## Instruction
Quote every line below exactly as it reads.

>> Start

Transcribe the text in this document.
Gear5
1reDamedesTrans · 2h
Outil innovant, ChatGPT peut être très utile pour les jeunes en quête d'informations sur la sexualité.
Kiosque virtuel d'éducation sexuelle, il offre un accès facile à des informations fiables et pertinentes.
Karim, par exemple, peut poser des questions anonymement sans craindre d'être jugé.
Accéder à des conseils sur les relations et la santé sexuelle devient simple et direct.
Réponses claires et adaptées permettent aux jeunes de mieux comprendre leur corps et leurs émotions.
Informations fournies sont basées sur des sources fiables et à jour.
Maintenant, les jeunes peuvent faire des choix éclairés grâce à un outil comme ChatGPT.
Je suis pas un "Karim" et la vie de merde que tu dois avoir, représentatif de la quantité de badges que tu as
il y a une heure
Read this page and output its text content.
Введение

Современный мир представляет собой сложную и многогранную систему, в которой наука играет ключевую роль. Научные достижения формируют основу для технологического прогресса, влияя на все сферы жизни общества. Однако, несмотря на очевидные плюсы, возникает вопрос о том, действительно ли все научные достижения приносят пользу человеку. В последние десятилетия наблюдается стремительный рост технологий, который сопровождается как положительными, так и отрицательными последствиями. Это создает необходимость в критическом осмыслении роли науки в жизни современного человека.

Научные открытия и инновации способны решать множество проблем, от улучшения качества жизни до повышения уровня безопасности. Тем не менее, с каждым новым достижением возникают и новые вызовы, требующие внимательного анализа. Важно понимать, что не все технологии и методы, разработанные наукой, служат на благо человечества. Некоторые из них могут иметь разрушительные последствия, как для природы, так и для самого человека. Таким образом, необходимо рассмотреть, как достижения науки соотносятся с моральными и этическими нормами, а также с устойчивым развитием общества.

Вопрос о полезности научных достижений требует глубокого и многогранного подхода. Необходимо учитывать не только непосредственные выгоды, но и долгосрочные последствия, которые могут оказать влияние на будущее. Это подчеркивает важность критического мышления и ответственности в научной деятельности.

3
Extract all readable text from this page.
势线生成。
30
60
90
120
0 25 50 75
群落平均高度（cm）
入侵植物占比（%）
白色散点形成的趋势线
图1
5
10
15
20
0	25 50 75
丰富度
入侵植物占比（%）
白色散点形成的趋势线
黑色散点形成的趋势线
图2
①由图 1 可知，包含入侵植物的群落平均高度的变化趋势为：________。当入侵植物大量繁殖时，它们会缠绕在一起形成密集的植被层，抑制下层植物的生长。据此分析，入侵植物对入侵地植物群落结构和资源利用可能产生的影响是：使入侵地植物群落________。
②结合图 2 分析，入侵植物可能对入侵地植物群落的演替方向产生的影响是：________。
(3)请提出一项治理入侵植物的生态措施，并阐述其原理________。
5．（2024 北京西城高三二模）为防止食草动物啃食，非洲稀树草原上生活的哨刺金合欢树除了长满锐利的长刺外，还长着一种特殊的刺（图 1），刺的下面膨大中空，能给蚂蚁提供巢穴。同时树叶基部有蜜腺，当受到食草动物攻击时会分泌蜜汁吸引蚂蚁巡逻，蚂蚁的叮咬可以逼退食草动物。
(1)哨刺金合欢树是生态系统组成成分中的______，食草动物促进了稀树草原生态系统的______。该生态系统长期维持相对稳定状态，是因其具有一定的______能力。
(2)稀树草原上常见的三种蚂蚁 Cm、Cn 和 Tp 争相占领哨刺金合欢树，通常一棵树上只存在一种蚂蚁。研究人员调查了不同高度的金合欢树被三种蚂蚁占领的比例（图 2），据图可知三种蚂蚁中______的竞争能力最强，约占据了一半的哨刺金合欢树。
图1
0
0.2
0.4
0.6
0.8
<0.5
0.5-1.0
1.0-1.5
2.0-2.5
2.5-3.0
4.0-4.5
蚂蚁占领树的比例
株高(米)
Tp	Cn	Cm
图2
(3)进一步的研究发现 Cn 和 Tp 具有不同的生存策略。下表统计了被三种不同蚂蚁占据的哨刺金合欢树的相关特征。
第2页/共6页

>> End

## Result for this task
Transcribe the text in this document.
Gear5
1reDamedesTrans · 2h
Outil innovant, ChatGPT peut être très utile pour les jeunes en quête d'informations sur la sexualité.
Kiosque virtuel d'éducation sexuelle, il offre un accès facile à des informations fiables et pertinentes.
Karim, par exemple, peut poser des questions anonymement sans craindre d'être jugé.
Accéder à des conseils sur les relations et la santé sexuelle devient simple et direct.
Réponses claires et adaptées permettent aux jeunes de mieux comprendre leur corps et leurs émotions.
Informations fournies sont basées sur des sources fiables et à jour.
Maintenant, les jeunes peuvent faire des choix éclairés grâce à un outil comme ChatGPT.
Je suis pas un "Karim" et la vie de merde que tu dois avoir, représentatif de la quantité de badges que tu as
il y a une heure
Read this page and output its text content.
Введение

Современный мир представляет собой сложную и многогранную систему, в которой наука играет ключевую роль. Научные достижения формируют основу для технологического прогресса, влияя на все сферы жизни общества. Однако, несмотря на очевидные плюсы, возникает вопрос о том, действительно ли все научные достижения приносят пользу человеку. В последние десятилетия наблюдается стремительный рост технологий, который сопровождается как положительными, так и отрицательными последствиями. Это создает необходимость в критическом осмыслении роли науки в жизни современного человека.

Научные открытия и инновации способны решать множество проблем, от улучшения качества жизни до повышения уровня безопасности. Тем не менее, с каждым новым достижением возникают и новые вызовы, требующие внимательного анализа. Важно понимать, что не все технологии и методы, разработанные наукой, служат на благо человечества. Некоторые из них могут иметь разрушительные последствия, как для природы, так и для самого человека. Таким образом, необходимо рассмотреть, как достижения науки соотносятся с моральными и этическими нормами, а также с устойчивым развитием общества.

Вопрос о полезности научных достижений требует глубокого и многогранного подхода. Необходимо учитывать не только непосредственные выгоды, но и долгосрочные последствия, которые могут оказать влияние на будущее. Это подчеркивает важность критического мышления и ответственности в научной деятельности.

3
Extract all readable text from this page.
势线生成。
30
60
90
120
0 25 50 75
群落平均高度（cm）
入侵植物占比（%）
白色散点形成的趋势线
图1
5
10
15
20
0	25 50 75
丰富度
入侵植物占比（%）
白色散点形成的趋势线
黑色散点形成的趋势线
图2
①由图 1 可知，包含入侵植物的群落平均高度的变化趋势为：________。当入侵植物大量繁殖时，它们会缠绕在一起形成密集的植被层，抑制下层植物的生长。据此分析，入侵植物对入侵地植物群落结构和资源利用可能产生的影响是：使入侵地植物群落________。
②结合图 2 分析，入侵植物可能对入侵地植物群落的演替方向产生的影响是：________。
(3)请提出一项治理入侵植物的生态措施，并阐述其原理________。
5．（2024 北京西城高三二模）为防止食草动物啃食，非洲稀树草原上生活的哨刺金合欢树除了长满锐利的长刺外，还长着一种特殊的刺（图 1），刺的下面膨大中空，能给蚂蚁提供巢穴。同时树叶基部有蜜腺，当受到食草动物攻击时会分泌蜜汁吸引蚂蚁巡逻，蚂蚁的叮咬可以逼退食草动物。
(1)哨刺金合欢树是生态系统组成成分中的______，食草动物促进了稀树草原生态系统的______。该生态系统长期维持相对稳定状态，是因其具有一定的______能力。
(2)稀树草原上常见的三种蚂蚁 Cm、Cn 和 Tp 争相占领哨刺金合欢树，通常一棵树上只存在一种蚂蚁。研究人员调查了不同高度的金合欢树被三种蚂蚁占领的比例（图 2），据图可知三种蚂蚁中______的竞争能力最强，约占据了一半的哨刺金合欢树。
图1
0
0.2
0.4
0.6
0.8
<0.5
0.5-1.0
1.0-1.5
2.0-2.5
2.5-3.0
4.0-4.5
蚂蚁占领树的比例
株高(米)
Tp	Cn	Cm
图2
(3)进一步的研究发现 Cn 和 Tp 具有不同的生存策略。下表统计了被三种不同蚂蚁占据的哨刺金合欢树的相关特征。
第2页/共6页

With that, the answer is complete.